**Exercise task:** Look through the material below and count the lines with the string "date". Report only the count.

Stored data entries
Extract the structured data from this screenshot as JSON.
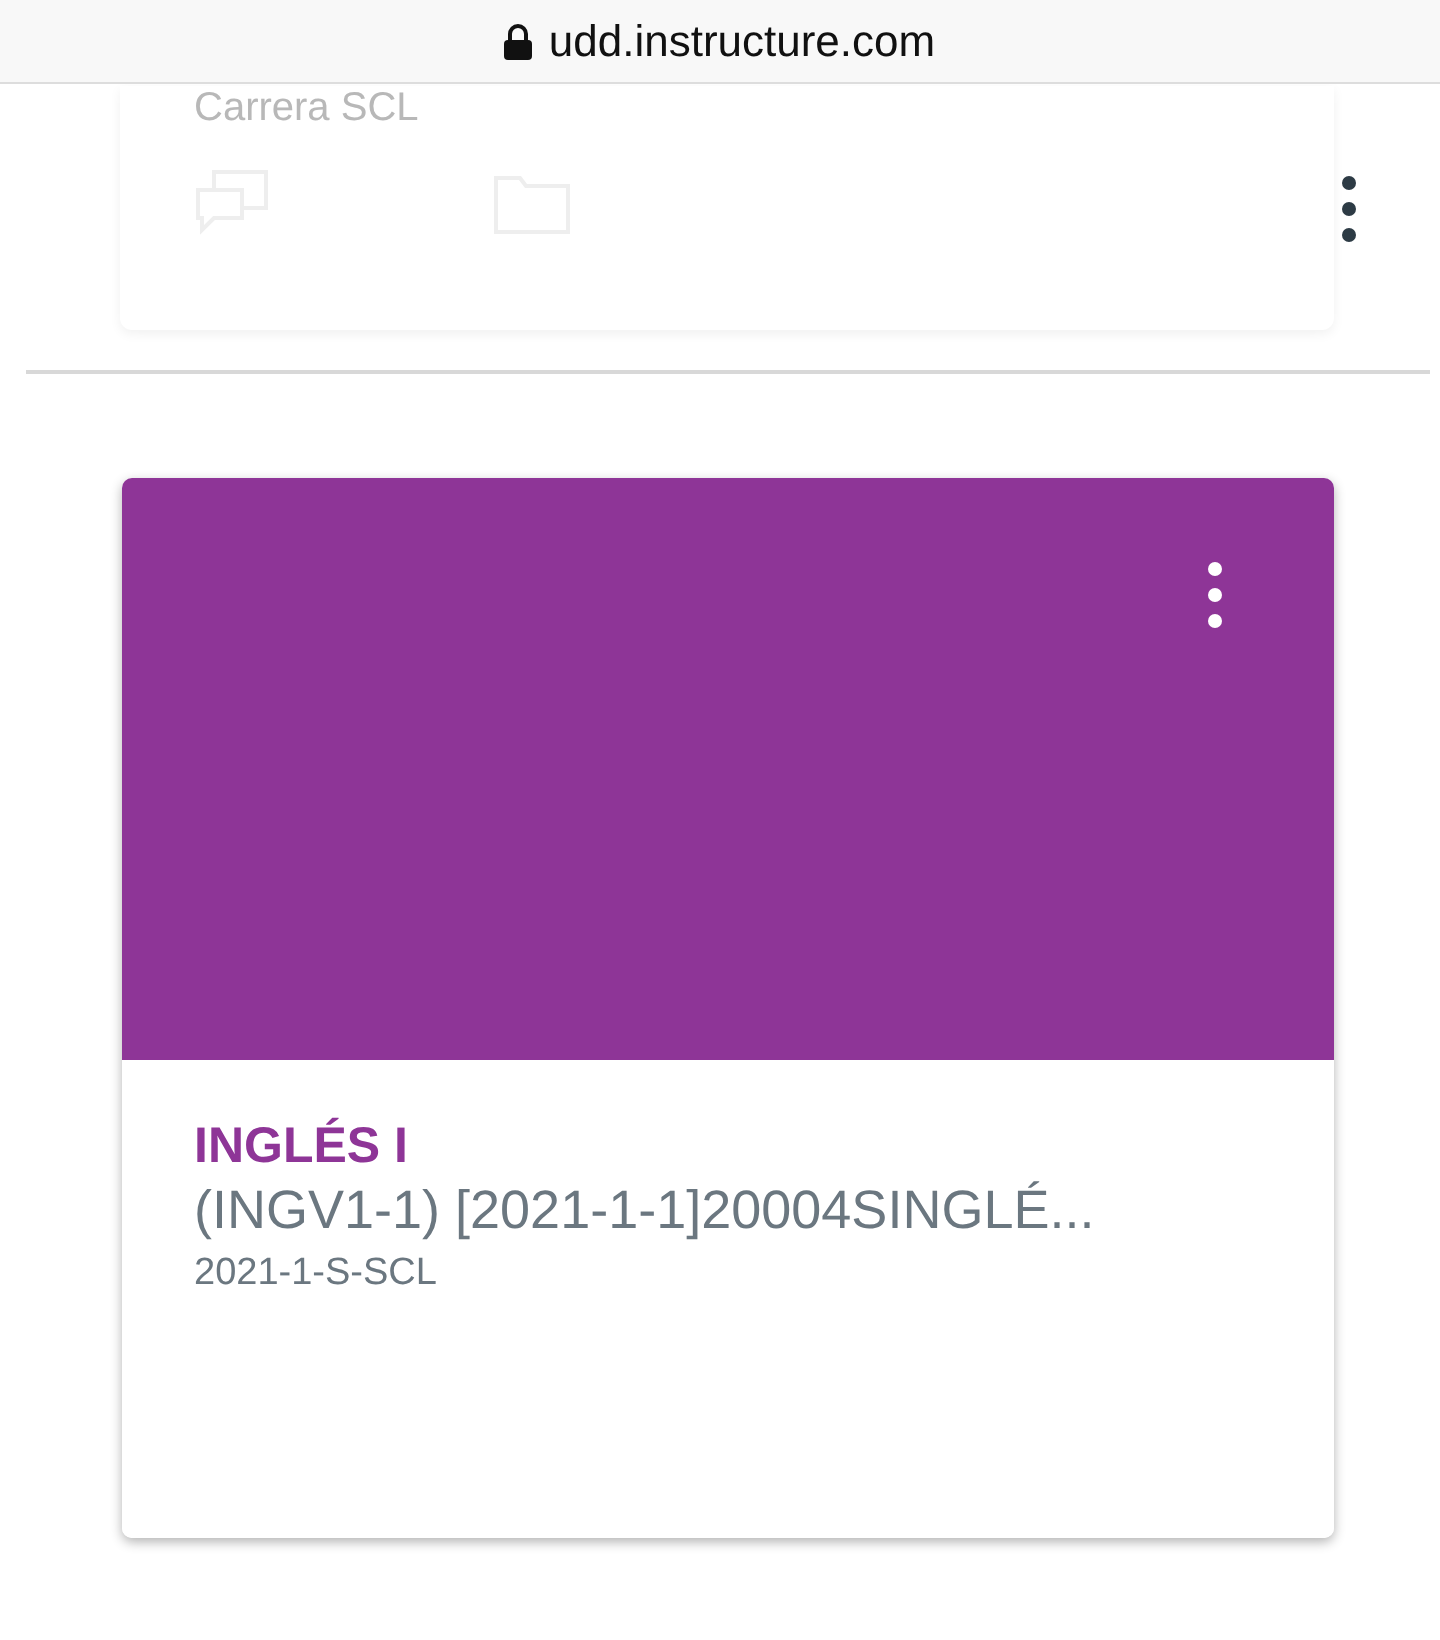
{
  "browser": {
    "address": "udd.instructure.com",
    "secure": true
  },
  "cards": [
    {
      "title": "Carrera SCL",
      "faded": true,
      "color": "#ffffff",
      "icons": [
        {
          "kind": "discussion"
        },
        {
          "kind": "folder"
        }
      ]
    },
    {
      "title": "INGLÉS I",
      "subtitle": "(INGV1-1) [2021-1-1]20004SINGLÉ...",
      "term": "2021-1-S-SCL",
      "faded": false,
      "color": "#8e3597"
    }
  ]
}
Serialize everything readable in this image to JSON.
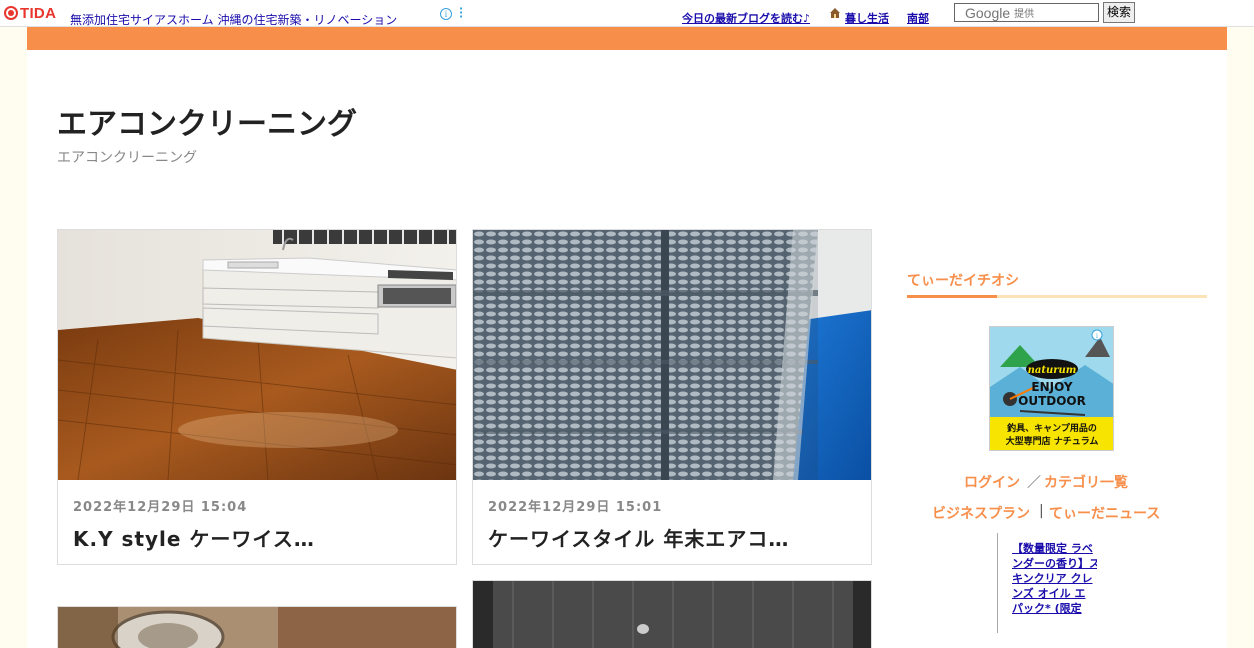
{
  "topbar": {
    "logo_text": "TIDA",
    "ad_text": "無添加住宅サイアスホーム 沖縄の住宅新築・リノベーション",
    "info_glyph": "i",
    "links": {
      "latest_blog": "今日の最新ブログを読む♪",
      "life": "暮し生活",
      "region": "南部"
    },
    "search": {
      "google": "Google",
      "provided": "提供",
      "button": "検索"
    }
  },
  "blog": {
    "title": "エアコンクリーニング",
    "description": "エアコンクリーニング"
  },
  "posts": [
    {
      "date": "2022年12月29日 15:04",
      "title": "K.Y style ケーワイス…"
    },
    {
      "date": "2022年12月29日 15:01",
      "title": "ケーワイスタイル 年末エアコ…"
    }
  ],
  "sidebar": {
    "heading": "てぃーだイチオシ",
    "ad_banner": {
      "brand": "naturum",
      "line1": "ENJOY",
      "line2": "OUTDOOR",
      "caption1": "釣具、キャンプ用品の",
      "caption2": "大型専門店 ナチュラム"
    },
    "links": {
      "login": "ログイン",
      "slash": "／",
      "categories": "カテゴリ一覧",
      "business": "ビジネスプラン",
      "bar": "|",
      "news": "てぃーだニュース"
    },
    "promo_lines": [
      "【数量限定 ラベ",
      "ンダーの香り】ス",
      "キンクリア クレ",
      "ンズ オイル エ",
      "パック* (限定"
    ]
  },
  "colors": {
    "accent": "#f78f4b",
    "accent_light": "#fde3b8",
    "link": "#1a0dab",
    "logo": "#e8362d"
  }
}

**Right answer:** 2